__Instructions to follow__
Tally the lines below that contain "JSON". The number is the whole answer.

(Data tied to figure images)
━━━
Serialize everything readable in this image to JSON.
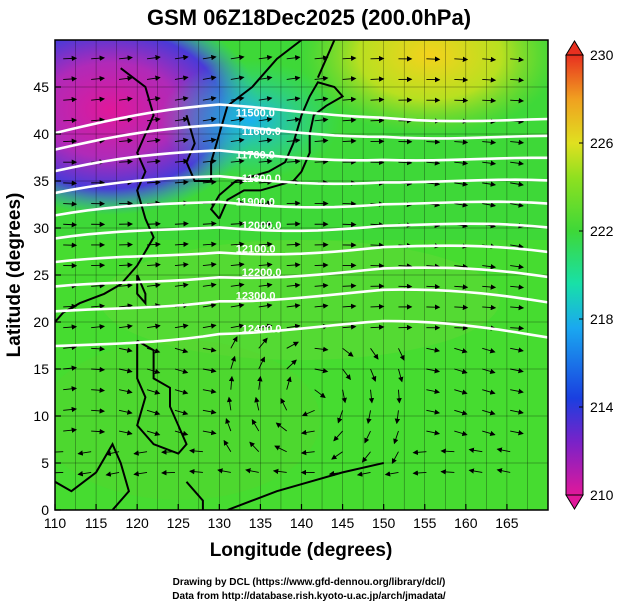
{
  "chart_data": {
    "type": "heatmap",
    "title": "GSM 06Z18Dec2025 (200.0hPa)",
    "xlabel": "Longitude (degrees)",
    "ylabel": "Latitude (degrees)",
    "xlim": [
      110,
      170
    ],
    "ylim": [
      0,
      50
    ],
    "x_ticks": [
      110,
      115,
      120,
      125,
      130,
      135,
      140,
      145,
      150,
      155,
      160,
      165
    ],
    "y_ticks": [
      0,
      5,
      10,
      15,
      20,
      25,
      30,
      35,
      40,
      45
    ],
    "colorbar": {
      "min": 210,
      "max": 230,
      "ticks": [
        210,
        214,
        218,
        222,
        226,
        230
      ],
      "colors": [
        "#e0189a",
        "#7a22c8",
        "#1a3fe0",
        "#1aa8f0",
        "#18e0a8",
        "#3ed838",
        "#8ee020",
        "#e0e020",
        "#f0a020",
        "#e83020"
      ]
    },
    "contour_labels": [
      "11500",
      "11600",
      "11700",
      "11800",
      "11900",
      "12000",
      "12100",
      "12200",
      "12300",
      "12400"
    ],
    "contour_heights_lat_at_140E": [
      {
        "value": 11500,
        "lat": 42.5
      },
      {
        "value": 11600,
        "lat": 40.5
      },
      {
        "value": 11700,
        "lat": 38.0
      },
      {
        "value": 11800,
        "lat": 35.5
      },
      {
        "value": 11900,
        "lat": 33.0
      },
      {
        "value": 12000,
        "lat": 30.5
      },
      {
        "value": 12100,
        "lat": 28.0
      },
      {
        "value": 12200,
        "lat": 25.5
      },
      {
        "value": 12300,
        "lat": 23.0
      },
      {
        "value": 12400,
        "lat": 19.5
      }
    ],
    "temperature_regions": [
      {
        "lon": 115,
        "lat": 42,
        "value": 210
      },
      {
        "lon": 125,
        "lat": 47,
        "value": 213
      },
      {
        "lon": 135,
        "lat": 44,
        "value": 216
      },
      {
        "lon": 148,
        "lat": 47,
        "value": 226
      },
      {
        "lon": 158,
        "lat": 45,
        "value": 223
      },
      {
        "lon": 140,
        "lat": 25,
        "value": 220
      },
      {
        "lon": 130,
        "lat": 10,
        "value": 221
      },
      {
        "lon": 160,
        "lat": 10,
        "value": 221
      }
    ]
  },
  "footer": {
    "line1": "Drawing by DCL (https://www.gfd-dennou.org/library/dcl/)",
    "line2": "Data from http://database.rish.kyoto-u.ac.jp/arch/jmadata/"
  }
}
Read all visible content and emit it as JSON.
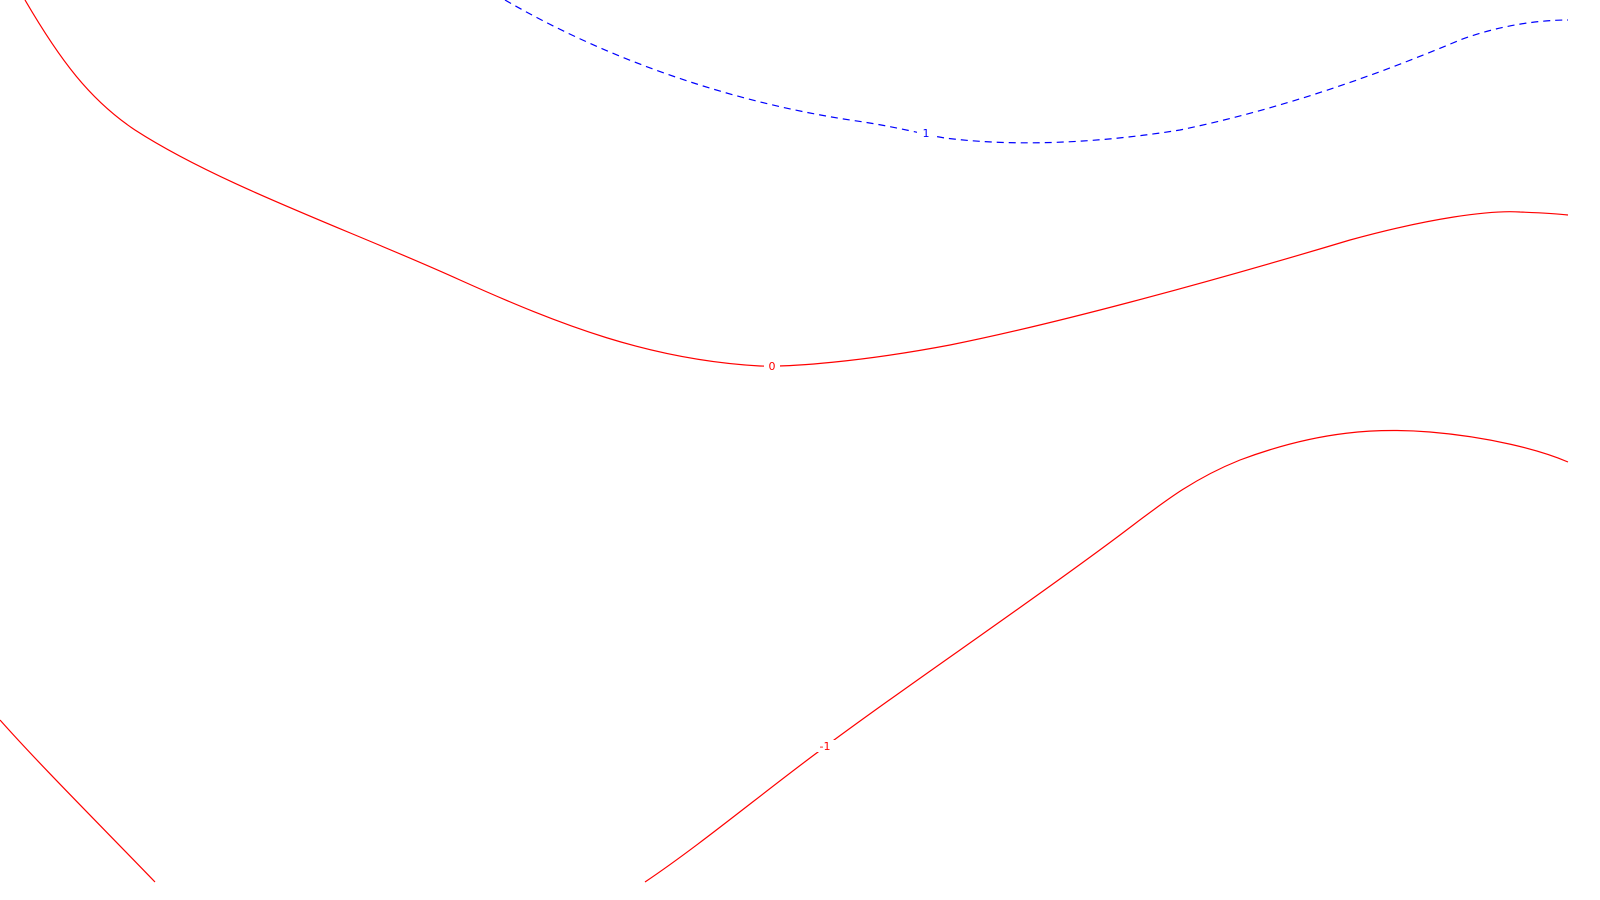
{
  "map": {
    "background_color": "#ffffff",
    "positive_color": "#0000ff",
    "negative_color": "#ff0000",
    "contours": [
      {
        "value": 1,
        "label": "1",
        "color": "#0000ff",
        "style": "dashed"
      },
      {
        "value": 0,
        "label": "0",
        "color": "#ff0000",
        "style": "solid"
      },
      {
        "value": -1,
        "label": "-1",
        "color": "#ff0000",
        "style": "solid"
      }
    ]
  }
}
━━━
__Exercise output__
2